MATERIAL SHOWN:
......
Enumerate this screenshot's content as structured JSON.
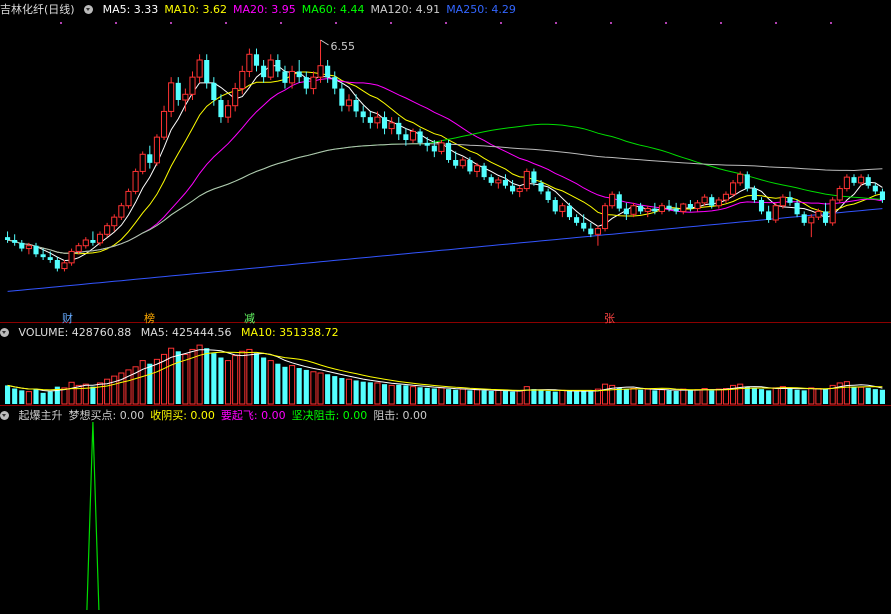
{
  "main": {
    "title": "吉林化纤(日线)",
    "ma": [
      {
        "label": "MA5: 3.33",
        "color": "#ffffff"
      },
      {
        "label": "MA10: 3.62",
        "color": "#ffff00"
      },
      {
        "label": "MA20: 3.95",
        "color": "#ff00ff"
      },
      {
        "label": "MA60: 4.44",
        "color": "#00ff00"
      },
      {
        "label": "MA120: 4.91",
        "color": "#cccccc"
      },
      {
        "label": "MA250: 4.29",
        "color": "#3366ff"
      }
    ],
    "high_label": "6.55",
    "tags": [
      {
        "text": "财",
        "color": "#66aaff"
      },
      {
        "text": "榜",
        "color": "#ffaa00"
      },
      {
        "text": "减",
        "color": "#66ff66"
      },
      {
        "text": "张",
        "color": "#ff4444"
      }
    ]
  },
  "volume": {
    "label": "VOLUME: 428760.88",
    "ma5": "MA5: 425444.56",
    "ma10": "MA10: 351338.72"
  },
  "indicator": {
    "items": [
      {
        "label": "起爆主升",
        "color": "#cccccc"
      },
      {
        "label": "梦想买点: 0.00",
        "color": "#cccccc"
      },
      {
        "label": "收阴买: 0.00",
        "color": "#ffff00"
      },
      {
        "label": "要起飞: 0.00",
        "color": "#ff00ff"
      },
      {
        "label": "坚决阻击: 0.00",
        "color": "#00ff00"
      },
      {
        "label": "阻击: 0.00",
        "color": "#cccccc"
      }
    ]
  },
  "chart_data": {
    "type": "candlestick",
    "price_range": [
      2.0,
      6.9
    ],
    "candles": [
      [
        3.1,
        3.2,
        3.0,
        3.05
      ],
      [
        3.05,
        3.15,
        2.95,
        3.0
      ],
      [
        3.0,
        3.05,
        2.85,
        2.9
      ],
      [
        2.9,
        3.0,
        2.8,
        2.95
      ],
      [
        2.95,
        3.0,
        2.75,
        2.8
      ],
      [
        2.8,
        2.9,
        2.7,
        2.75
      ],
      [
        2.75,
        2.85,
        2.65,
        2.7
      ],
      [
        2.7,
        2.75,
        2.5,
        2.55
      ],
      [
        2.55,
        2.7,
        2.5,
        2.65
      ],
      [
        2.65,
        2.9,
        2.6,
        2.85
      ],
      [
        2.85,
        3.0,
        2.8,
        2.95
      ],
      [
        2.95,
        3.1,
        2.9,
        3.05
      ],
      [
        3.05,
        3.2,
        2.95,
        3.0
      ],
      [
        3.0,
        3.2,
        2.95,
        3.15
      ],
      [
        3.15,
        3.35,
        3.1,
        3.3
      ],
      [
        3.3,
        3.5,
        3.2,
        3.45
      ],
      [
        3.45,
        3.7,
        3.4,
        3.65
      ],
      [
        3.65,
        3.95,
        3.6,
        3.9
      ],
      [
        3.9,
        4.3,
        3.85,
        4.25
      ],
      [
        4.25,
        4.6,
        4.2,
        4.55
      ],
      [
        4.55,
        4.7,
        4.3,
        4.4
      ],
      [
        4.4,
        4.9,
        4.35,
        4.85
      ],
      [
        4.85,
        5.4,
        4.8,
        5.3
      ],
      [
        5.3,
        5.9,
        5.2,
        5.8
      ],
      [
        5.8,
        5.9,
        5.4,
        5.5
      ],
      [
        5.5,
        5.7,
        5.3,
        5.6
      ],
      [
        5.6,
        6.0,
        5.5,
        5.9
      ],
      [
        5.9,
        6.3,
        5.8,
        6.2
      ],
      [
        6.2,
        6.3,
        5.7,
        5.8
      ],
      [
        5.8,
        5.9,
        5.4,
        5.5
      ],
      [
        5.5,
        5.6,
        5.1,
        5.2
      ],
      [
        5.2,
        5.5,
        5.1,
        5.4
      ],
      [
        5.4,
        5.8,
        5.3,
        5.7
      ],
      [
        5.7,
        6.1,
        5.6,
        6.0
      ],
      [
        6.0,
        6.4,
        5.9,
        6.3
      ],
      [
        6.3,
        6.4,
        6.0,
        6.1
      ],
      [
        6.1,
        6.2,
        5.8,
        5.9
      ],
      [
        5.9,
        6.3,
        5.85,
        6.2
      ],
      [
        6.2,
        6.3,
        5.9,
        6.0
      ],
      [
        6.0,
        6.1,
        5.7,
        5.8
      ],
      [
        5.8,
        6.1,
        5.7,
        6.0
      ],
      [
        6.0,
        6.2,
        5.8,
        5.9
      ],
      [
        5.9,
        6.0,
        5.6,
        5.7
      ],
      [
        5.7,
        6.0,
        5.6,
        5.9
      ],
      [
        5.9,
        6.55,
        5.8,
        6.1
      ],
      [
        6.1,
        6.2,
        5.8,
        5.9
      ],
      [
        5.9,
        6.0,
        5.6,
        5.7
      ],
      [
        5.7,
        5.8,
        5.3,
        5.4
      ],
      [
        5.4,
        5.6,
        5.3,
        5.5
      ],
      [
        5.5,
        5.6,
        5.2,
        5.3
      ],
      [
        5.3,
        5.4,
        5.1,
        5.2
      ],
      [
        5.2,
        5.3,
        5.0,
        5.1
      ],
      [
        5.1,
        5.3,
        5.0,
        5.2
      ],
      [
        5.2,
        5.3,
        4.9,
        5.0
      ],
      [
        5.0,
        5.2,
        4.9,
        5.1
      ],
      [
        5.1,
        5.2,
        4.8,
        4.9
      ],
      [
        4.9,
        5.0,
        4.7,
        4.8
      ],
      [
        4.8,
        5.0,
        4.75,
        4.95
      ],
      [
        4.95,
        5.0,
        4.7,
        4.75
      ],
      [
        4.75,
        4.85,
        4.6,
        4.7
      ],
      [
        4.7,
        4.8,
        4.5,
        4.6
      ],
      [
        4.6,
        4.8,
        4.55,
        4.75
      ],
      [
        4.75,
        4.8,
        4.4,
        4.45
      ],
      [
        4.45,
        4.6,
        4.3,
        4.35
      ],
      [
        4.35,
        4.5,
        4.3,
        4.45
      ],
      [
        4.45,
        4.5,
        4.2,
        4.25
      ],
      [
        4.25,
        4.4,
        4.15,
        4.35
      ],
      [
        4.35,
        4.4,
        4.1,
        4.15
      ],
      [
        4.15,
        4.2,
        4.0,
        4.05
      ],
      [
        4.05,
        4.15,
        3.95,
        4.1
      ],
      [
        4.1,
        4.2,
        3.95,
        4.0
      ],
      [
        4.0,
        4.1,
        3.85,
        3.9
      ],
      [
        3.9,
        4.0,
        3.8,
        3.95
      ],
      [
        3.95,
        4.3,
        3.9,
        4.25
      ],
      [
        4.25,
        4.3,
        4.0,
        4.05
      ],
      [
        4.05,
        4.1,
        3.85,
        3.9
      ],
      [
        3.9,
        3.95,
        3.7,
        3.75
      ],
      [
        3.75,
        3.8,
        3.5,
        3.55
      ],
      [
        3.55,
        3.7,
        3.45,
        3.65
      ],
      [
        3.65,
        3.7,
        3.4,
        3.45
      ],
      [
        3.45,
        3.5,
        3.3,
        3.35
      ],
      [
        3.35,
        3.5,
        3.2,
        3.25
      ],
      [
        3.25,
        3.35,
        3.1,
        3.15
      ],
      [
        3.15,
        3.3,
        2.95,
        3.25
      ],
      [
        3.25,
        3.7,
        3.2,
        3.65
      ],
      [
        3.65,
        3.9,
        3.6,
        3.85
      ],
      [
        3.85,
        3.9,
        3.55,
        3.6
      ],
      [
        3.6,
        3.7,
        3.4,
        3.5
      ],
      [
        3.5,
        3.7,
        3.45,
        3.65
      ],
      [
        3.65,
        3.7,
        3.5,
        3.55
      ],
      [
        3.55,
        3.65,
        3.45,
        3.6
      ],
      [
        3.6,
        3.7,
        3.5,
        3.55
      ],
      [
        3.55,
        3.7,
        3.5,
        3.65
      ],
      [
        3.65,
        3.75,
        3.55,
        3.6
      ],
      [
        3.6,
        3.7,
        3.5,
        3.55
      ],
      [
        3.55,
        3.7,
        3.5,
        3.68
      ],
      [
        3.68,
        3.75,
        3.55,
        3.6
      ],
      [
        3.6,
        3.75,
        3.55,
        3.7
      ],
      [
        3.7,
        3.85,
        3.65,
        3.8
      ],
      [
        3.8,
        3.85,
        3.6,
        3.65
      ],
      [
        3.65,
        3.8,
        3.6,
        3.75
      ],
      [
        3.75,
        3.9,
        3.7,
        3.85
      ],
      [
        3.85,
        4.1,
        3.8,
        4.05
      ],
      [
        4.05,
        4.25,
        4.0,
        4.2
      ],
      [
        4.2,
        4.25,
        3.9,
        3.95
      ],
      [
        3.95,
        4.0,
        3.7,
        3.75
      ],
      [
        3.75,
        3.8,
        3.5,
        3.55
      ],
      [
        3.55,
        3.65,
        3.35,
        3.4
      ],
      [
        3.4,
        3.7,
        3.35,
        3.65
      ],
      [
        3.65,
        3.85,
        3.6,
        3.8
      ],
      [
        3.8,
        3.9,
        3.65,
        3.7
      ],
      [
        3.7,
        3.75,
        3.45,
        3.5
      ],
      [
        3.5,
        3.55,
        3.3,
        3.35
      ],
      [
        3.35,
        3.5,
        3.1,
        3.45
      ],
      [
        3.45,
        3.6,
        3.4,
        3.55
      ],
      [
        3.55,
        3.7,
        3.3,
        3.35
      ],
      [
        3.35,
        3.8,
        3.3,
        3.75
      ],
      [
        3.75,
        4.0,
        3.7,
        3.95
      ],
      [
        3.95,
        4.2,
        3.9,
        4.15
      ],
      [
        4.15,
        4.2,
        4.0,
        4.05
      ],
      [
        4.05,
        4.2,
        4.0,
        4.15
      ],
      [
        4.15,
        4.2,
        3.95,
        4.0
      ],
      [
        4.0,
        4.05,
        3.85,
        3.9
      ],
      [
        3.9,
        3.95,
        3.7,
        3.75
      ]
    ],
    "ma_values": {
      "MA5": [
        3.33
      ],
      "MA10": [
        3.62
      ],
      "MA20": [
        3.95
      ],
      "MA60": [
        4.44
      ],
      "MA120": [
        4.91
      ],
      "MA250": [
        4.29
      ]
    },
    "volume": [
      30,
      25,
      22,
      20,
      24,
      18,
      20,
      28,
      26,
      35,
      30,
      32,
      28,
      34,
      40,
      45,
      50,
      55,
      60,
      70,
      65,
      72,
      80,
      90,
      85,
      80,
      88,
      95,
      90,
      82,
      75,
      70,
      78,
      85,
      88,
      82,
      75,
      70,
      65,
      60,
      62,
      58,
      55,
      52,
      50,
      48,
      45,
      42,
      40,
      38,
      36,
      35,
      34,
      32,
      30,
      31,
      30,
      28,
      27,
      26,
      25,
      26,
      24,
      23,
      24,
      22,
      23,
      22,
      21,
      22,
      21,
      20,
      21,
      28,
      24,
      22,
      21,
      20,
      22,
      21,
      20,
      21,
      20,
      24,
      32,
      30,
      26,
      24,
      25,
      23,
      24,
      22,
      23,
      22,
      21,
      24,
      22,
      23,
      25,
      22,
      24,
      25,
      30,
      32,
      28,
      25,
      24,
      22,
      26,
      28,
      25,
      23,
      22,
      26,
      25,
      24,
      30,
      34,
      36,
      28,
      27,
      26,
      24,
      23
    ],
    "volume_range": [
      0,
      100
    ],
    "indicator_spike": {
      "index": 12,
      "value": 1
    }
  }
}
......
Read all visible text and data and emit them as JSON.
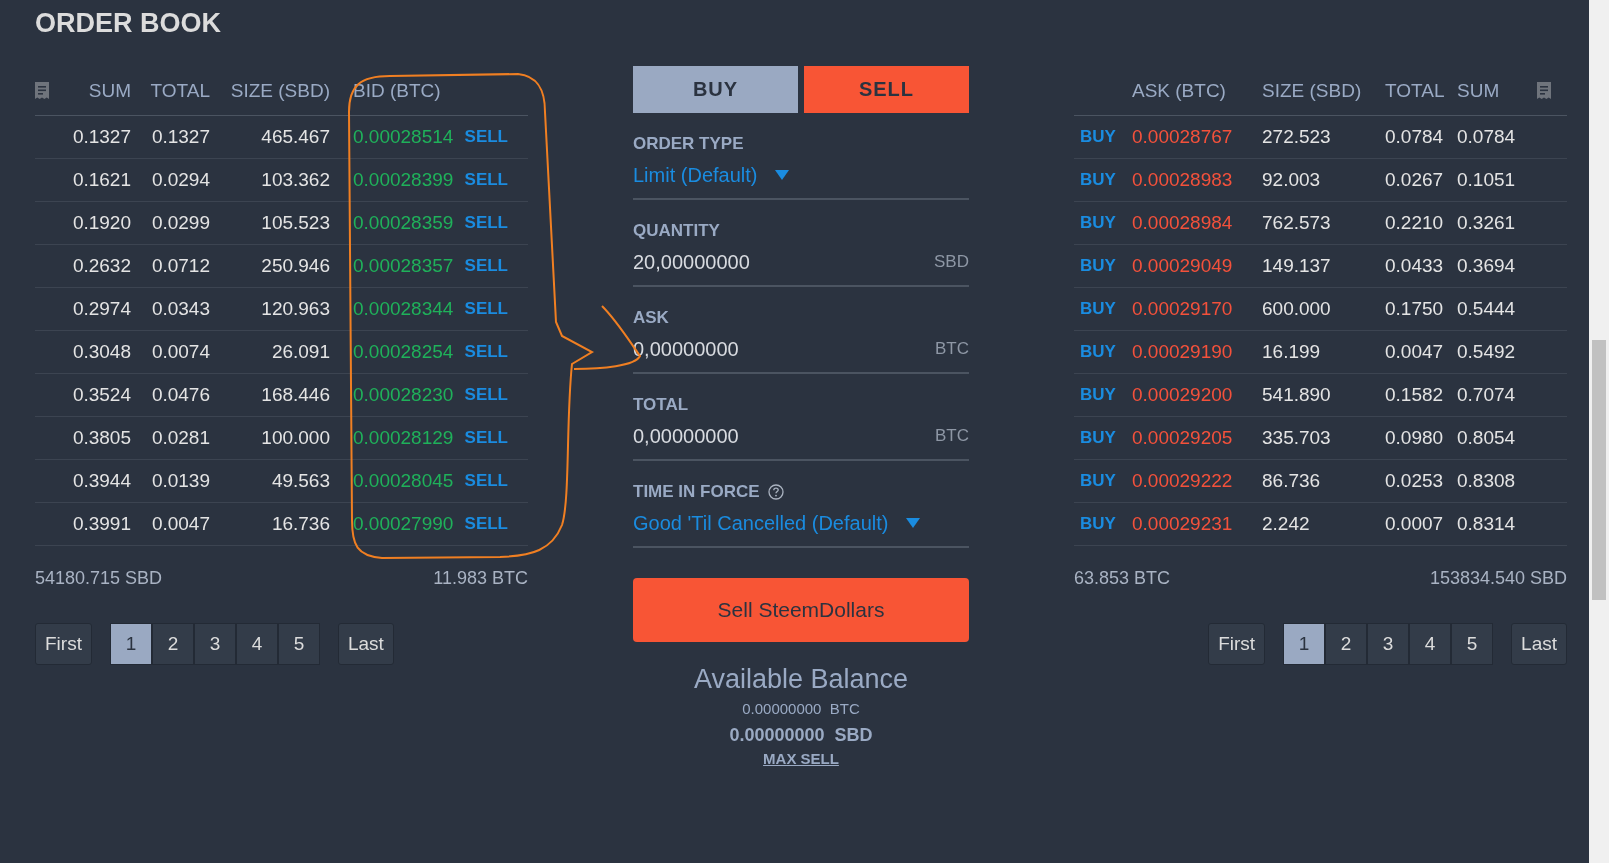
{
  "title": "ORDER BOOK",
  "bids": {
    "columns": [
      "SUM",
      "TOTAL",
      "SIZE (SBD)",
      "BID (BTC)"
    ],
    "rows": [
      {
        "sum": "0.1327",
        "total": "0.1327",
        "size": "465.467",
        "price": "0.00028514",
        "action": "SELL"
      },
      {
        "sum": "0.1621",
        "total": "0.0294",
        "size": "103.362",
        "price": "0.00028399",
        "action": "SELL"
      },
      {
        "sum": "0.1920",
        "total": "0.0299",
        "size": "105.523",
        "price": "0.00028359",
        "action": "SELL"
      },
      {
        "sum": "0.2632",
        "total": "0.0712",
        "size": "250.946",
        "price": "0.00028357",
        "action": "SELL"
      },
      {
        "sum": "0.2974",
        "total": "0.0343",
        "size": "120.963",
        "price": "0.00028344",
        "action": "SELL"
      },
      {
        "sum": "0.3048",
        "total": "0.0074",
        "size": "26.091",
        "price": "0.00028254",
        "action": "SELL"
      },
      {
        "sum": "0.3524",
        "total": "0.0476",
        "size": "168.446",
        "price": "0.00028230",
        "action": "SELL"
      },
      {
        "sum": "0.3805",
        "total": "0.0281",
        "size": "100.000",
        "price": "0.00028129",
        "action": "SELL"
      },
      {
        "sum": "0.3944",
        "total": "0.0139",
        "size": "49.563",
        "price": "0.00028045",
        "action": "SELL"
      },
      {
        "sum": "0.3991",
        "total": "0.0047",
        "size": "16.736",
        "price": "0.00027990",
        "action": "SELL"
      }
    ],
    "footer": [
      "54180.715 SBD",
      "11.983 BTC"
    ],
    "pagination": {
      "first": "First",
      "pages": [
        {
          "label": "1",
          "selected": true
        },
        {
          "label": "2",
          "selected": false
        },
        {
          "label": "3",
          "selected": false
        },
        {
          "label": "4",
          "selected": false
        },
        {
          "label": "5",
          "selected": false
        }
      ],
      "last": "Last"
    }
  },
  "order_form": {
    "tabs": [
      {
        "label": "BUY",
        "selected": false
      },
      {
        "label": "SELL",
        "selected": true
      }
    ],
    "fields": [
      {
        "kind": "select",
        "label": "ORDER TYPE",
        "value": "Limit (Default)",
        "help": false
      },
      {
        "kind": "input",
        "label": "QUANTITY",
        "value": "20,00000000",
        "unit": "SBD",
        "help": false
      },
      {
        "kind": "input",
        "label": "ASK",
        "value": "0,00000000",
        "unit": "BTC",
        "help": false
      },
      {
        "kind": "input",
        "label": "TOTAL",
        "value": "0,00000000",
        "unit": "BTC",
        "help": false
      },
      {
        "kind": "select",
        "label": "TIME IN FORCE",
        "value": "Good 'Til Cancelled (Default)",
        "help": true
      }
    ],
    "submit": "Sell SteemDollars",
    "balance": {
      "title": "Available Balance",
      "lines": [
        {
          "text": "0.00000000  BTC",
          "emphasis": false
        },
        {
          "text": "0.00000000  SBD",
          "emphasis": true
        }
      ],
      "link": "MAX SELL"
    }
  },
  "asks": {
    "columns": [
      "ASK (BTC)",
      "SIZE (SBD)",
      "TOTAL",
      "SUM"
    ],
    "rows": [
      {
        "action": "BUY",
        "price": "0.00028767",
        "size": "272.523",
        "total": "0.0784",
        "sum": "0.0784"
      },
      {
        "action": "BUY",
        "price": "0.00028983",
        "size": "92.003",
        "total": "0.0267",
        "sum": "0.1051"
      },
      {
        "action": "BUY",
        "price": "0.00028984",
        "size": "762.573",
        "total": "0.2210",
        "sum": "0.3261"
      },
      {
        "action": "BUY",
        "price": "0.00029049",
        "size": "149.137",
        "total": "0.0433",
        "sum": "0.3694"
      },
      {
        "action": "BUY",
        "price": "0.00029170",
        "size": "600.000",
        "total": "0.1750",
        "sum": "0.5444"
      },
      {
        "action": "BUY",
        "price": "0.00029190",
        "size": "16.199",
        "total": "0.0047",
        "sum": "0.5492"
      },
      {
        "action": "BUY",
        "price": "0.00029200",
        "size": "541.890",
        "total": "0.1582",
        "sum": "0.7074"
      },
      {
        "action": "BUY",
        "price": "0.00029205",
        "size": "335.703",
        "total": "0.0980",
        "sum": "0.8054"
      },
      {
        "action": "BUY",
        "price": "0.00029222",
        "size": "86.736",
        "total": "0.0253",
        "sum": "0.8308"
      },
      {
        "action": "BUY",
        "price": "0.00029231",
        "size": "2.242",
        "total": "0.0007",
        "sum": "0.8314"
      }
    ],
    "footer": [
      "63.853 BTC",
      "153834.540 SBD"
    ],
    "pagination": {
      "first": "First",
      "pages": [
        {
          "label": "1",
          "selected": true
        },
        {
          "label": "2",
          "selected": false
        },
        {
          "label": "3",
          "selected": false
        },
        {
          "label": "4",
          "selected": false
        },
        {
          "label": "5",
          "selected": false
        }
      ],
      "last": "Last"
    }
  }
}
......
EXERCISE DESCRIPTION:
All lines in the data that contain the word "Default" should be copied.

TASK RESULT:
        "value": "Limit (Default)",
        "value": "Good 'Til Cancelled (Default)",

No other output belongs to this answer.